▶ _Exercise instructions_: Would you set down every entry shown below, precisely as written?

-- Start of Records --

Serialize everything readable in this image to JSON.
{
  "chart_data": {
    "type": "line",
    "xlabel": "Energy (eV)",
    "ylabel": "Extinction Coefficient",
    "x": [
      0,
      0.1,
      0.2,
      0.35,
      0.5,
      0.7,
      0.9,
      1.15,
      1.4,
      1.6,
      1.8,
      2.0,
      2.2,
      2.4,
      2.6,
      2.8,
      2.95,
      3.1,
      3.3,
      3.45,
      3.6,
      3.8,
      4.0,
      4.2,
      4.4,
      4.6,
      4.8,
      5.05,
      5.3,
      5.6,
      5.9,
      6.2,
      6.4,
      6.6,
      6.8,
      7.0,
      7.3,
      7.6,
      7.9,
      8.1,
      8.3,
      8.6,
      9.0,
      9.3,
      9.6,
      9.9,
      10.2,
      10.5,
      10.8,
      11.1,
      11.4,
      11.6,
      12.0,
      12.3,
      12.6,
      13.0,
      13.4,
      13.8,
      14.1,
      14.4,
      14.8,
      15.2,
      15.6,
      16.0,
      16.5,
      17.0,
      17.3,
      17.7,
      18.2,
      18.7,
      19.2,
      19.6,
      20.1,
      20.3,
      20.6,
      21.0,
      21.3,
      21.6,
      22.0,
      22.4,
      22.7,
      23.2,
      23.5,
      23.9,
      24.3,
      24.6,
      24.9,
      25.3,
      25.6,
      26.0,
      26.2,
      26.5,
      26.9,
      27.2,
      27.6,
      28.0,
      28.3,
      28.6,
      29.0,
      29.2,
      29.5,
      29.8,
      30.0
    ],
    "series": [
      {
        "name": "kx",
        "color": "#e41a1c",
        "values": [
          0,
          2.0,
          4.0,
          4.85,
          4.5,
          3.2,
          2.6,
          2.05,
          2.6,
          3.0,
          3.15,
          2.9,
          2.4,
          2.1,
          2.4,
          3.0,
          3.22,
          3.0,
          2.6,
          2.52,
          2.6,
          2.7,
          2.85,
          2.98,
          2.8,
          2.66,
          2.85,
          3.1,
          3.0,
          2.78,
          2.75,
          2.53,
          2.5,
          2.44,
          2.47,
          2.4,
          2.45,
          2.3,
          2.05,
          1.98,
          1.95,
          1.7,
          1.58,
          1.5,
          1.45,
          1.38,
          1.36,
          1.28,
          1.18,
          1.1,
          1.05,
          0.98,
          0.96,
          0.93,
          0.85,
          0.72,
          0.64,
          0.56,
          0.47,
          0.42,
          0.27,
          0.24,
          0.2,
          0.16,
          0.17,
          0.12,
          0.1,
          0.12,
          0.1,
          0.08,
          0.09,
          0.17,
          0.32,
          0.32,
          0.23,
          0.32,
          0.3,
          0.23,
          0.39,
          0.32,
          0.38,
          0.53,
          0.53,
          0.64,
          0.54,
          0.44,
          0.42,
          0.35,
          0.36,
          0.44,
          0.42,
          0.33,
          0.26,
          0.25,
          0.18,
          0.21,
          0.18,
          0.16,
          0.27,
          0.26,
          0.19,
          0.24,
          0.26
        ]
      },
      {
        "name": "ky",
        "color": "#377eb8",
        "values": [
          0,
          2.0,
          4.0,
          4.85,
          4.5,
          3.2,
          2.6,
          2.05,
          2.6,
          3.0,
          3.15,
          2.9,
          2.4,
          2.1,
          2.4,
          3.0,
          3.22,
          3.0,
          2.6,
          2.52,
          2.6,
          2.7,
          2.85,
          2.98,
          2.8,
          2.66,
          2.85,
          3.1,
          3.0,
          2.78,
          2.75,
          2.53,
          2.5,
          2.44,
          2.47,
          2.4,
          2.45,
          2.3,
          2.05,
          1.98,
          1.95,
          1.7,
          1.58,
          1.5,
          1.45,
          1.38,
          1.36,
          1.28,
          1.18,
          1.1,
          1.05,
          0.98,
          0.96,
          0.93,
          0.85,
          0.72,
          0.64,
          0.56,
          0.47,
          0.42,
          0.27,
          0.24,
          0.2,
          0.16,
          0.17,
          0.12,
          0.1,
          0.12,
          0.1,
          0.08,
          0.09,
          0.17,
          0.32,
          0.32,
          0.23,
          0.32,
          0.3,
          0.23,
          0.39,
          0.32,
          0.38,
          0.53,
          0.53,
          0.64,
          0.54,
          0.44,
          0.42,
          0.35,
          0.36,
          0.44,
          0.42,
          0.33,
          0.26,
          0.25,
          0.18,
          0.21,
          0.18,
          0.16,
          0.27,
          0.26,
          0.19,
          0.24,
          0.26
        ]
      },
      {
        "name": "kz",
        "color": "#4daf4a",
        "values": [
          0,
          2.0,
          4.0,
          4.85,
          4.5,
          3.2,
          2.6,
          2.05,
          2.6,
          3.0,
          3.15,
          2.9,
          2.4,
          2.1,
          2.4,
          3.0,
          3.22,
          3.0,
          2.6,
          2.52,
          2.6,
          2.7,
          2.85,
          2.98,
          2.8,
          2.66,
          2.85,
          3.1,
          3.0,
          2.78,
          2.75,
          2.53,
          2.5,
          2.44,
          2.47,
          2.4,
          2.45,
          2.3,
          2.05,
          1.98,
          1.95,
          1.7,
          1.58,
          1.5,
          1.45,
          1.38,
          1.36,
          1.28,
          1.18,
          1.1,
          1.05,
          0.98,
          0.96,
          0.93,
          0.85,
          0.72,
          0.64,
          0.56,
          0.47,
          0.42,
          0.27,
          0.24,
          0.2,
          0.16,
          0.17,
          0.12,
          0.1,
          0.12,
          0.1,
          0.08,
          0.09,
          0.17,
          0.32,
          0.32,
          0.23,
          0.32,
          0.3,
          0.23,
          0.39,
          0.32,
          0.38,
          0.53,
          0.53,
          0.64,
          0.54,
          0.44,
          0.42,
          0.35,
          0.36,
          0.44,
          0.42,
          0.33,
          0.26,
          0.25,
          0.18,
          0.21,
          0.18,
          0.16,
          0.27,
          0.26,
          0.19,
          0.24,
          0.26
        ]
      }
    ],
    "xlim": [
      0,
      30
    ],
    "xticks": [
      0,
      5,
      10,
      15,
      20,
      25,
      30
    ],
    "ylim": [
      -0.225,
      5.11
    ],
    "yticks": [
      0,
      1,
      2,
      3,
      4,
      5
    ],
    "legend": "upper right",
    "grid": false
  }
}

-- End of Records --

▶ _Final answer_:
Serialize everything readable in this image to JSON.
{
  "chart_data": {
    "type": "line",
    "xlabel": "Energy (eV)",
    "ylabel": "Extinction Coefficient",
    "x": [
      0,
      0.1,
      0.2,
      0.35,
      0.5,
      0.7,
      0.9,
      1.15,
      1.4,
      1.6,
      1.8,
      2.0,
      2.2,
      2.4,
      2.6,
      2.8,
      2.95,
      3.1,
      3.3,
      3.45,
      3.6,
      3.8,
      4.0,
      4.2,
      4.4,
      4.6,
      4.8,
      5.05,
      5.3,
      5.6,
      5.9,
      6.2,
      6.4,
      6.6,
      6.8,
      7.0,
      7.3,
      7.6,
      7.9,
      8.1,
      8.3,
      8.6,
      9.0,
      9.3,
      9.6,
      9.9,
      10.2,
      10.5,
      10.8,
      11.1,
      11.4,
      11.6,
      12.0,
      12.3,
      12.6,
      13.0,
      13.4,
      13.8,
      14.1,
      14.4,
      14.8,
      15.2,
      15.6,
      16.0,
      16.5,
      17.0,
      17.3,
      17.7,
      18.2,
      18.7,
      19.2,
      19.6,
      20.1,
      20.3,
      20.6,
      21.0,
      21.3,
      21.6,
      22.0,
      22.4,
      22.7,
      23.2,
      23.5,
      23.9,
      24.3,
      24.6,
      24.9,
      25.3,
      25.6,
      26.0,
      26.2,
      26.5,
      26.9,
      27.2,
      27.6,
      28.0,
      28.3,
      28.6,
      29.0,
      29.2,
      29.5,
      29.8,
      30.0
    ],
    "series": [
      {
        "name": "kx",
        "color": "#e41a1c",
        "values": [
          0,
          2.0,
          4.0,
          4.85,
          4.5,
          3.2,
          2.6,
          2.05,
          2.6,
          3.0,
          3.15,
          2.9,
          2.4,
          2.1,
          2.4,
          3.0,
          3.22,
          3.0,
          2.6,
          2.52,
          2.6,
          2.7,
          2.85,
          2.98,
          2.8,
          2.66,
          2.85,
          3.1,
          3.0,
          2.78,
          2.75,
          2.53,
          2.5,
          2.44,
          2.47,
          2.4,
          2.45,
          2.3,
          2.05,
          1.98,
          1.95,
          1.7,
          1.58,
          1.5,
          1.45,
          1.38,
          1.36,
          1.28,
          1.18,
          1.1,
          1.05,
          0.98,
          0.96,
          0.93,
          0.85,
          0.72,
          0.64,
          0.56,
          0.47,
          0.42,
          0.27,
          0.24,
          0.2,
          0.16,
          0.17,
          0.12,
          0.1,
          0.12,
          0.1,
          0.08,
          0.09,
          0.17,
          0.32,
          0.32,
          0.23,
          0.32,
          0.3,
          0.23,
          0.39,
          0.32,
          0.38,
          0.53,
          0.53,
          0.64,
          0.54,
          0.44,
          0.42,
          0.35,
          0.36,
          0.44,
          0.42,
          0.33,
          0.26,
          0.25,
          0.18,
          0.21,
          0.18,
          0.16,
          0.27,
          0.26,
          0.19,
          0.24,
          0.26
        ]
      },
      {
        "name": "ky",
        "color": "#377eb8",
        "values": [
          0,
          2.0,
          4.0,
          4.85,
          4.5,
          3.2,
          2.6,
          2.05,
          2.6,
          3.0,
          3.15,
          2.9,
          2.4,
          2.1,
          2.4,
          3.0,
          3.22,
          3.0,
          2.6,
          2.52,
          2.6,
          2.7,
          2.85,
          2.98,
          2.8,
          2.66,
          2.85,
          3.1,
          3.0,
          2.78,
          2.75,
          2.53,
          2.5,
          2.44,
          2.47,
          2.4,
          2.45,
          2.3,
          2.05,
          1.98,
          1.95,
          1.7,
          1.58,
          1.5,
          1.45,
          1.38,
          1.36,
          1.28,
          1.18,
          1.1,
          1.05,
          0.98,
          0.96,
          0.93,
          0.85,
          0.72,
          0.64,
          0.56,
          0.47,
          0.42,
          0.27,
          0.24,
          0.2,
          0.16,
          0.17,
          0.12,
          0.1,
          0.12,
          0.1,
          0.08,
          0.09,
          0.17,
          0.32,
          0.32,
          0.23,
          0.32,
          0.3,
          0.23,
          0.39,
          0.32,
          0.38,
          0.53,
          0.53,
          0.64,
          0.54,
          0.44,
          0.42,
          0.35,
          0.36,
          0.44,
          0.42,
          0.33,
          0.26,
          0.25,
          0.18,
          0.21,
          0.18,
          0.16,
          0.27,
          0.26,
          0.19,
          0.24,
          0.26
        ]
      },
      {
        "name": "kz",
        "color": "#4daf4a",
        "values": [
          0,
          2.0,
          4.0,
          4.85,
          4.5,
          3.2,
          2.6,
          2.05,
          2.6,
          3.0,
          3.15,
          2.9,
          2.4,
          2.1,
          2.4,
          3.0,
          3.22,
          3.0,
          2.6,
          2.52,
          2.6,
          2.7,
          2.85,
          2.98,
          2.8,
          2.66,
          2.85,
          3.1,
          3.0,
          2.78,
          2.75,
          2.53,
          2.5,
          2.44,
          2.47,
          2.4,
          2.45,
          2.3,
          2.05,
          1.98,
          1.95,
          1.7,
          1.58,
          1.5,
          1.45,
          1.38,
          1.36,
          1.28,
          1.18,
          1.1,
          1.05,
          0.98,
          0.96,
          0.93,
          0.85,
          0.72,
          0.64,
          0.56,
          0.47,
          0.42,
          0.27,
          0.24,
          0.2,
          0.16,
          0.17,
          0.12,
          0.1,
          0.12,
          0.1,
          0.08,
          0.09,
          0.17,
          0.32,
          0.32,
          0.23,
          0.32,
          0.3,
          0.23,
          0.39,
          0.32,
          0.38,
          0.53,
          0.53,
          0.64,
          0.54,
          0.44,
          0.42,
          0.35,
          0.36,
          0.44,
          0.42,
          0.33,
          0.26,
          0.25,
          0.18,
          0.21,
          0.18,
          0.16,
          0.27,
          0.26,
          0.19,
          0.24,
          0.26
        ]
      }
    ],
    "xlim": [
      0,
      30
    ],
    "xticks": [
      0,
      5,
      10,
      15,
      20,
      25,
      30
    ],
    "ylim": [
      -0.225,
      5.11
    ],
    "yticks": [
      0,
      1,
      2,
      3,
      4,
      5
    ],
    "legend": "upper right",
    "grid": false
  }
}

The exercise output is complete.